| THE EXERCISE |
Every record must be repeated exactly; omit any pictures they contain.

═══ RECORD LIST

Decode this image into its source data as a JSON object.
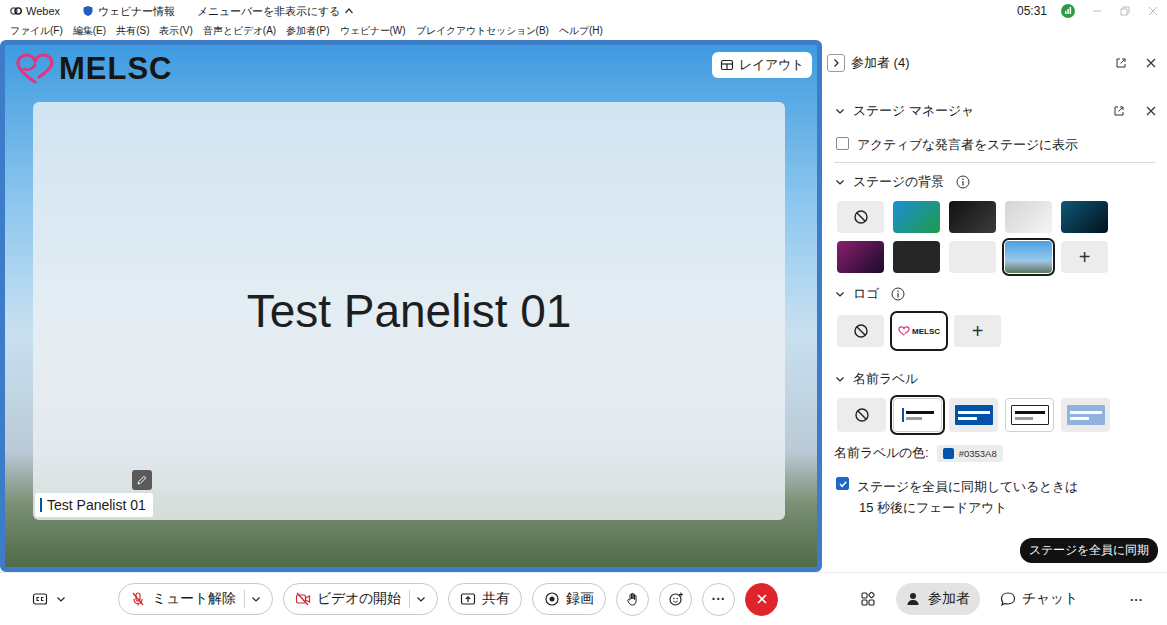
{
  "window": {
    "app_name": "Webex",
    "webinar_info": "ウェビナー情報",
    "hide_menubar": "メニューバーを非表示にする",
    "clock": "05:31"
  },
  "menu": [
    "ファイル(F)",
    "編集(E)",
    "共有(S)",
    "表示(V)",
    "音声とビデオ(A)",
    "参加者(P)",
    "ウェビナー(W)",
    "ブレイクアウトセッション(B)",
    "ヘルプ(H)"
  ],
  "stage": {
    "logo": "MELSC",
    "layout_button": "レイアウト",
    "presenter": "Test Panelist 01",
    "name_label": "Test Panelist 01"
  },
  "participants_panel": {
    "title": "参加者 (4)"
  },
  "stage_manager": {
    "title": "ステージ マネージャ",
    "expanded": true,
    "show_active_speaker": {
      "label": "アクティブな発言者をステージに表示",
      "checked": false
    },
    "background": {
      "title": "ステージの背景",
      "expanded": true,
      "options": [
        {
          "kind": "none",
          "selected": false
        },
        {
          "kind": "gradient",
          "color": "#1c8fd6",
          "color_end": "#1f9a4a",
          "selected": false
        },
        {
          "kind": "gradient",
          "color": "#111111",
          "color_end": "#3c3c3c",
          "selected": false
        },
        {
          "kind": "gradient",
          "color": "#d4d4d4",
          "color_end": "#f5f5f5",
          "selected": false
        },
        {
          "kind": "gradient",
          "color": "#0d5878",
          "color_end": "#03121c",
          "selected": false
        },
        {
          "kind": "gradient",
          "color": "#8a1f6e",
          "color_end": "#1a0b2c",
          "selected": false
        },
        {
          "kind": "solid",
          "color": "#262626",
          "selected": false
        },
        {
          "kind": "solid",
          "color": "#ececec",
          "selected": false
        },
        {
          "kind": "image",
          "selected": true
        },
        {
          "kind": "add",
          "text": "+",
          "selected": false
        }
      ]
    },
    "logo": {
      "title": "ロゴ",
      "expanded": true,
      "options": [
        {
          "kind": "none",
          "selected": false
        },
        {
          "kind": "logo",
          "text": "MELSC",
          "selected": true
        },
        {
          "kind": "add",
          "text": "+",
          "selected": false
        }
      ]
    },
    "name_label": {
      "title": "名前ラベル",
      "expanded": true,
      "options": [
        {
          "kind": "none",
          "selected": false
        },
        {
          "kind": "plain",
          "selected": true
        },
        {
          "kind": "filled",
          "selected": false
        },
        {
          "kind": "boxed",
          "selected": false
        },
        {
          "kind": "light",
          "selected": false
        }
      ]
    },
    "name_label_color": {
      "label": "名前ラベルの色:",
      "value": "#0353A8",
      "color": "#0353A8"
    },
    "fade_out": {
      "lines": [
        "ステージを全員に同期しているときは",
        "15 秒後にフェードアウト"
      ],
      "checked": true
    },
    "sync_button": "ステージを全員に同期"
  },
  "toolbar": {
    "mute_button": {
      "label": "ミュート解除",
      "muted": true
    },
    "video_button": {
      "label": "ビデオの開始",
      "video_on": false
    },
    "share_button": "共有",
    "record_button": "録画",
    "more": "···",
    "participants_button": {
      "label": "参加者",
      "selected": true
    },
    "chat_button": {
      "label": "チャット",
      "selected": false
    },
    "panel_more": "···"
  }
}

══════

| EXERCISE RESULT |
Decode this image into its source data as a JSON object.
{
  "window": {
    "app_name": "Webex",
    "webinar_info": "ウェビナー情報",
    "hide_menubar": "メニューバーを非表示にする",
    "clock": "05:31"
  },
  "menu": [
    "ファイル(F)",
    "編集(E)",
    "共有(S)",
    "表示(V)",
    "音声とビデオ(A)",
    "参加者(P)",
    "ウェビナー(W)",
    "ブレイクアウトセッション(B)",
    "ヘルプ(H)"
  ],
  "stage": {
    "logo": "MELSC",
    "layout_button": "レイアウト",
    "presenter": "Test Panelist 01",
    "name_label": "Test Panelist 01"
  },
  "participants_panel": {
    "title": "参加者 (4)"
  },
  "stage_manager": {
    "title": "ステージ マネージャ",
    "expanded": true,
    "show_active_speaker": {
      "label": "アクティブな発言者をステージに表示",
      "checked": false
    },
    "background": {
      "title": "ステージの背景",
      "expanded": true,
      "options": [
        {
          "kind": "none",
          "selected": false
        },
        {
          "kind": "gradient",
          "color": "#1c8fd6",
          "color_end": "#1f9a4a",
          "selected": false
        },
        {
          "kind": "gradient",
          "color": "#111111",
          "color_end": "#3c3c3c",
          "selected": false
        },
        {
          "kind": "gradient",
          "color": "#d4d4d4",
          "color_end": "#f5f5f5",
          "selected": false
        },
        {
          "kind": "gradient",
          "color": "#0d5878",
          "color_end": "#03121c",
          "selected": false
        },
        {
          "kind": "gradient",
          "color": "#8a1f6e",
          "color_end": "#1a0b2c",
          "selected": false
        },
        {
          "kind": "solid",
          "color": "#262626",
          "selected": false
        },
        {
          "kind": "solid",
          "color": "#ececec",
          "selected": false
        },
        {
          "kind": "image",
          "selected": true
        },
        {
          "kind": "add",
          "text": "+",
          "selected": false
        }
      ]
    },
    "logo": {
      "title": "ロゴ",
      "expanded": true,
      "options": [
        {
          "kind": "none",
          "selected": false
        },
        {
          "kind": "logo",
          "text": "MELSC",
          "selected": true
        },
        {
          "kind": "add",
          "text": "+",
          "selected": false
        }
      ]
    },
    "name_label": {
      "title": "名前ラベル",
      "expanded": true,
      "options": [
        {
          "kind": "none",
          "selected": false
        },
        {
          "kind": "plain",
          "selected": true
        },
        {
          "kind": "filled",
          "selected": false
        },
        {
          "kind": "boxed",
          "selected": false
        },
        {
          "kind": "light",
          "selected": false
        }
      ]
    },
    "name_label_color": {
      "label": "名前ラベルの色:",
      "value": "#0353A8",
      "color": "#0353A8"
    },
    "fade_out": {
      "lines": [
        "ステージを全員に同期しているときは",
        "15 秒後にフェードアウト"
      ],
      "checked": true
    },
    "sync_button": "ステージを全員に同期"
  },
  "toolbar": {
    "mute_button": {
      "label": "ミュート解除",
      "muted": true
    },
    "video_button": {
      "label": "ビデオの開始",
      "video_on": false
    },
    "share_button": "共有",
    "record_button": "録画",
    "more": "···",
    "participants_button": {
      "label": "参加者",
      "selected": true
    },
    "chat_button": {
      "label": "チャット",
      "selected": false
    },
    "panel_more": "···"
  }
}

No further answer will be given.